**Directions for this task:**
Transcribe all records exactly.

[Recorded data]
━━━━━━━━━━
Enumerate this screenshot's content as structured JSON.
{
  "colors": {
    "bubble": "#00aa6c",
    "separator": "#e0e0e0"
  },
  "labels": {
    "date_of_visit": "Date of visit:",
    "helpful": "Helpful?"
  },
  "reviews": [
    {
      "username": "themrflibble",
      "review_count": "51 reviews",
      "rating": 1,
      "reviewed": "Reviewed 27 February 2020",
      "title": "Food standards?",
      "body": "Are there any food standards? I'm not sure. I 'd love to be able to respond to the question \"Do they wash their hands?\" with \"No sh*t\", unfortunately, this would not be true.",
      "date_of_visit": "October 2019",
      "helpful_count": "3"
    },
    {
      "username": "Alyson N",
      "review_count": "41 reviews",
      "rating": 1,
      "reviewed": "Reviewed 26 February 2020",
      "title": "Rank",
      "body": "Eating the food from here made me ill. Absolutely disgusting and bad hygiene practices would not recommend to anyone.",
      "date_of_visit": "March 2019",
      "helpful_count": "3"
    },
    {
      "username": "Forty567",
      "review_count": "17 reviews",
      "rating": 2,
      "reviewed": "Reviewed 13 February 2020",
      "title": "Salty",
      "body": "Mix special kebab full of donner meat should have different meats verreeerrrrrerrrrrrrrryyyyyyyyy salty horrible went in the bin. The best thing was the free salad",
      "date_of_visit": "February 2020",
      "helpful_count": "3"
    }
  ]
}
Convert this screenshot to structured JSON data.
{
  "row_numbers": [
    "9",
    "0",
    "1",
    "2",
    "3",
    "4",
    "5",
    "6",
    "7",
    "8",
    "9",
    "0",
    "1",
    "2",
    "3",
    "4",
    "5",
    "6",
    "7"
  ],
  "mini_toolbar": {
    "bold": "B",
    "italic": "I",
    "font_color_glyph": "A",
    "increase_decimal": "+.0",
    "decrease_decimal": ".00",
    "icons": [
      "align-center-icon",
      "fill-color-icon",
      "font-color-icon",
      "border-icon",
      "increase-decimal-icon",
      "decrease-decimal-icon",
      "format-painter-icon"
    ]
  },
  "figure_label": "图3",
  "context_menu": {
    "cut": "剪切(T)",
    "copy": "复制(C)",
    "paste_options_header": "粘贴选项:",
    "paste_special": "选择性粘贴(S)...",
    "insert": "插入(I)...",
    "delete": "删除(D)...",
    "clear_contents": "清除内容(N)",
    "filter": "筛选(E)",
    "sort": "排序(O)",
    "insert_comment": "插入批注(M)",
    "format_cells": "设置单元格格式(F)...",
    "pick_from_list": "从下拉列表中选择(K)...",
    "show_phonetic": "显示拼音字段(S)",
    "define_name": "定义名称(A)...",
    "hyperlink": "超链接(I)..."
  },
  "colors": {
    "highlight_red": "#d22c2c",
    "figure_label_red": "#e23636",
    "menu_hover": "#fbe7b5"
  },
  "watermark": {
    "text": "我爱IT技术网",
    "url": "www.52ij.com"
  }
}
━━━━━━━━━━
**Finished task:**
Enumerate this screenshot's content as structured JSON.
{
  "colors": {
    "bubble": "#00aa6c",
    "separator": "#e0e0e0"
  },
  "labels": {
    "date_of_visit": "Date of visit:",
    "helpful": "Helpful?"
  },
  "reviews": [
    {
      "username": "themrflibble",
      "review_count": "51 reviews",
      "rating": 1,
      "reviewed": "Reviewed 27 February 2020",
      "title": "Food standards?",
      "body": "Are there any food standards? I'm not sure. I 'd love to be able to respond to the question \"Do they wash their hands?\" with \"No sh*t\", unfortunately, this would not be true.",
      "date_of_visit": "October 2019",
      "helpful_count": "3"
    },
    {
      "username": "Alyson N",
      "review_count": "41 reviews",
      "rating": 1,
      "reviewed": "Reviewed 26 February 2020",
      "title": "Rank",
      "body": "Eating the food from here made me ill. Absolutely disgusting and bad hygiene practices would not recommend to anyone.",
      "date_of_visit": "March 2019",
      "helpful_count": "3"
    },
    {
      "username": "Forty567",
      "review_count": "17 reviews",
      "rating": 2,
      "reviewed": "Reviewed 13 February 2020",
      "title": "Salty",
      "body": "Mix special kebab full of donner meat should have different meats verreeerrrrrerrrrrrrrryyyyyyyyy salty horrible went in the bin. The best thing was the free salad",
      "date_of_visit": "February 2020",
      "helpful_count": "3"
    }
  ]
}
Convert this screenshot to structured JSON data.
{
  "row_numbers": [
    "9",
    "0",
    "1",
    "2",
    "3",
    "4",
    "5",
    "6",
    "7",
    "8",
    "9",
    "0",
    "1",
    "2",
    "3",
    "4",
    "5",
    "6",
    "7"
  ],
  "mini_toolbar": {
    "bold": "B",
    "italic": "I",
    "font_color_glyph": "A",
    "increase_decimal": "+.0",
    "decrease_decimal": ".00",
    "icons": [
      "align-center-icon",
      "fill-color-icon",
      "font-color-icon",
      "border-icon",
      "increase-decimal-icon",
      "decrease-decimal-icon",
      "format-painter-icon"
    ]
  },
  "figure_label": "图3",
  "context_menu": {
    "cut": "剪切(T)",
    "copy": "复制(C)",
    "paste_options_header": "粘贴选项:",
    "paste_special": "选择性粘贴(S)...",
    "insert": "插入(I)...",
    "delete": "删除(D)...",
    "clear_contents": "清除内容(N)",
    "filter": "筛选(E)",
    "sort": "排序(O)",
    "insert_comment": "插入批注(M)",
    "format_cells": "设置单元格格式(F)...",
    "pick_from_list": "从下拉列表中选择(K)...",
    "show_phonetic": "显示拼音字段(S)",
    "define_name": "定义名称(A)...",
    "hyperlink": "超链接(I)..."
  },
  "colors": {
    "highlight_red": "#d22c2c",
    "figure_label_red": "#e23636",
    "menu_hover": "#fbe7b5"
  },
  "watermark": {
    "text": "我爱IT技术网",
    "url": "www.52ij.com"
  }
}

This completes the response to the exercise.